Extracted records
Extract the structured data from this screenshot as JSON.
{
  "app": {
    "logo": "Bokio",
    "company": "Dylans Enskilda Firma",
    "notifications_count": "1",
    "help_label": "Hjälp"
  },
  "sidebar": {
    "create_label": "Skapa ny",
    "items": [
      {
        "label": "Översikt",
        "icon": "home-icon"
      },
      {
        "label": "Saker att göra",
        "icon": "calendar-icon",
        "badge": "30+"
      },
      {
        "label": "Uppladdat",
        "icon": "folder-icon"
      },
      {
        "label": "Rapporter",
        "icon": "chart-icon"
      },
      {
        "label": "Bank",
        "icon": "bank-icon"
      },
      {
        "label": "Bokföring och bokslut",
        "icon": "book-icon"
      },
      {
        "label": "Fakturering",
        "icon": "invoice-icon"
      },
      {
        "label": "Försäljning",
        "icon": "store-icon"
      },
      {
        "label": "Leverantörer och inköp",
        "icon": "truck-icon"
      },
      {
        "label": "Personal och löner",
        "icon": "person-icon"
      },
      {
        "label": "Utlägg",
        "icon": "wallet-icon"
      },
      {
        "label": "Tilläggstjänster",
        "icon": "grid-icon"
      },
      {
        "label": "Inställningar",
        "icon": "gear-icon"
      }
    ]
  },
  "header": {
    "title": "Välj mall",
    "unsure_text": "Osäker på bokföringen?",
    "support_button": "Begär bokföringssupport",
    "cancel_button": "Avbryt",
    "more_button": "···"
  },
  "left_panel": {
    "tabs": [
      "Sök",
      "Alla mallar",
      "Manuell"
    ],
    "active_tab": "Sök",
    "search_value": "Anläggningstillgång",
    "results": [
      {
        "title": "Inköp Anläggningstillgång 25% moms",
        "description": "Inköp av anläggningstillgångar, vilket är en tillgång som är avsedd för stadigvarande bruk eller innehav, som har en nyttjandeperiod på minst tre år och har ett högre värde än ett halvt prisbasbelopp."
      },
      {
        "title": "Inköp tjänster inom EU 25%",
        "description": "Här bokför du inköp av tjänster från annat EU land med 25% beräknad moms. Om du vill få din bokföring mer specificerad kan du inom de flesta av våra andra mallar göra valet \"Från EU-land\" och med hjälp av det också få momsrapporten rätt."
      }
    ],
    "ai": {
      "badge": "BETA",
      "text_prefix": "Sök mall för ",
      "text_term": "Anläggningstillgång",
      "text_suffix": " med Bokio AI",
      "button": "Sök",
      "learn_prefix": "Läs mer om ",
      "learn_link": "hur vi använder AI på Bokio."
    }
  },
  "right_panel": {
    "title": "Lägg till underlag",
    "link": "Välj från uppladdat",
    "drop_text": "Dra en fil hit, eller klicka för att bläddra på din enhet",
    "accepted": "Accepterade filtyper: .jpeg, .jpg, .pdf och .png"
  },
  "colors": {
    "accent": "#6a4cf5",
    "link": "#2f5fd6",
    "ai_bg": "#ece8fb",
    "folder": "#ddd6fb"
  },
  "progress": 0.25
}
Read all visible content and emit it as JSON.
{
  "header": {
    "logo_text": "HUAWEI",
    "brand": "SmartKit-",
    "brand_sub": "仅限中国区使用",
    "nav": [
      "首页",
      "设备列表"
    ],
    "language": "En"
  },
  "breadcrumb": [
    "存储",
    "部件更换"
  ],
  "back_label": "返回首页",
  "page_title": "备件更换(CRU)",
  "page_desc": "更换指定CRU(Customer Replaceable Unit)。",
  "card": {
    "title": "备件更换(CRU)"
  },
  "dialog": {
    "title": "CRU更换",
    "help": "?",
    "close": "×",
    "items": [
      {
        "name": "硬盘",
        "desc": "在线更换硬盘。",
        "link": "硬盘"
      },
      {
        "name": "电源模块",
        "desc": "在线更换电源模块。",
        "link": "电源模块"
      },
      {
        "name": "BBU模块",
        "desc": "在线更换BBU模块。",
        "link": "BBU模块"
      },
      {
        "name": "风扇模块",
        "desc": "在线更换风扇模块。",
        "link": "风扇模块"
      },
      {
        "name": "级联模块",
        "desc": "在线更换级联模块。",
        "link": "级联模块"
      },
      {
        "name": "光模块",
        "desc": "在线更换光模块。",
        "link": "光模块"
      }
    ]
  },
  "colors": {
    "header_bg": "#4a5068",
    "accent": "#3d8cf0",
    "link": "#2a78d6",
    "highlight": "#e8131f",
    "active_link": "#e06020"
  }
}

WHAT YOU HAVE TO DO: Return all of the data word for word.

SOLUTION FOR THIS EXERCISE:
Extract the structured data from this screenshot as JSON.
{
  "app": {
    "logo": "Bokio",
    "company": "Dylans Enskilda Firma",
    "notifications_count": "1",
    "help_label": "Hjälp"
  },
  "sidebar": {
    "create_label": "Skapa ny",
    "items": [
      {
        "label": "Översikt",
        "icon": "home-icon"
      },
      {
        "label": "Saker att göra",
        "icon": "calendar-icon",
        "badge": "30+"
      },
      {
        "label": "Uppladdat",
        "icon": "folder-icon"
      },
      {
        "label": "Rapporter",
        "icon": "chart-icon"
      },
      {
        "label": "Bank",
        "icon": "bank-icon"
      },
      {
        "label": "Bokföring och bokslut",
        "icon": "book-icon"
      },
      {
        "label": "Fakturering",
        "icon": "invoice-icon"
      },
      {
        "label": "Försäljning",
        "icon": "store-icon"
      },
      {
        "label": "Leverantörer och inköp",
        "icon": "truck-icon"
      },
      {
        "label": "Personal och löner",
        "icon": "person-icon"
      },
      {
        "label": "Utlägg",
        "icon": "wallet-icon"
      },
      {
        "label": "Tilläggstjänster",
        "icon": "grid-icon"
      },
      {
        "label": "Inställningar",
        "icon": "gear-icon"
      }
    ]
  },
  "header": {
    "title": "Välj mall",
    "unsure_text": "Osäker på bokföringen?",
    "support_button": "Begär bokföringssupport",
    "cancel_button": "Avbryt",
    "more_button": "···"
  },
  "left_panel": {
    "tabs": [
      "Sök",
      "Alla mallar",
      "Manuell"
    ],
    "active_tab": "Sök",
    "search_value": "Anläggningstillgång",
    "results": [
      {
        "title": "Inköp Anläggningstillgång 25% moms",
        "description": "Inköp av anläggningstillgångar, vilket är en tillgång som är avsedd för stadigvarande bruk eller innehav, som har en nyttjandeperiod på minst tre år och har ett högre värde än ett halvt prisbasbelopp."
      },
      {
        "title": "Inköp tjänster inom EU 25%",
        "description": "Här bokför du inköp av tjänster från annat EU land med 25% beräknad moms. Om du vill få din bokföring mer specificerad kan du inom de flesta av våra andra mallar göra valet \"Från EU-land\" och med hjälp av det också få momsrapporten rätt."
      }
    ],
    "ai": {
      "badge": "BETA",
      "text_prefix": "Sök mall för ",
      "text_term": "Anläggningstillgång",
      "text_suffix": " med Bokio AI",
      "button": "Sök",
      "learn_prefix": "Läs mer om ",
      "learn_link": "hur vi använder AI på Bokio."
    }
  },
  "right_panel": {
    "title": "Lägg till underlag",
    "link": "Välj från uppladdat",
    "drop_text": "Dra en fil hit, eller klicka för att bläddra på din enhet",
    "accepted": "Accepterade filtyper: .jpeg, .jpg, .pdf och .png"
  },
  "colors": {
    "accent": "#6a4cf5",
    "link": "#2f5fd6",
    "ai_bg": "#ece8fb",
    "folder": "#ddd6fb"
  },
  "progress": 0.25
}
Read all visible content and emit it as JSON.
{
  "header": {
    "logo_text": "HUAWEI",
    "brand": "SmartKit-",
    "brand_sub": "仅限中国区使用",
    "nav": [
      "首页",
      "设备列表"
    ],
    "language": "En"
  },
  "breadcrumb": [
    "存储",
    "部件更换"
  ],
  "back_label": "返回首页",
  "page_title": "备件更换(CRU)",
  "page_desc": "更换指定CRU(Customer Replaceable Unit)。",
  "card": {
    "title": "备件更换(CRU)"
  },
  "dialog": {
    "title": "CRU更换",
    "help": "?",
    "close": "×",
    "items": [
      {
        "name": "硬盘",
        "desc": "在线更换硬盘。",
        "link": "硬盘"
      },
      {
        "name": "电源模块",
        "desc": "在线更换电源模块。",
        "link": "电源模块"
      },
      {
        "name": "BBU模块",
        "desc": "在线更换BBU模块。",
        "link": "BBU模块"
      },
      {
        "name": "风扇模块",
        "desc": "在线更换风扇模块。",
        "link": "风扇模块"
      },
      {
        "name": "级联模块",
        "desc": "在线更换级联模块。",
        "link": "级联模块"
      },
      {
        "name": "光模块",
        "desc": "在线更换光模块。",
        "link": "光模块"
      }
    ]
  },
  "colors": {
    "header_bg": "#4a5068",
    "accent": "#3d8cf0",
    "link": "#2a78d6",
    "highlight": "#e8131f",
    "active_link": "#e06020"
  }
}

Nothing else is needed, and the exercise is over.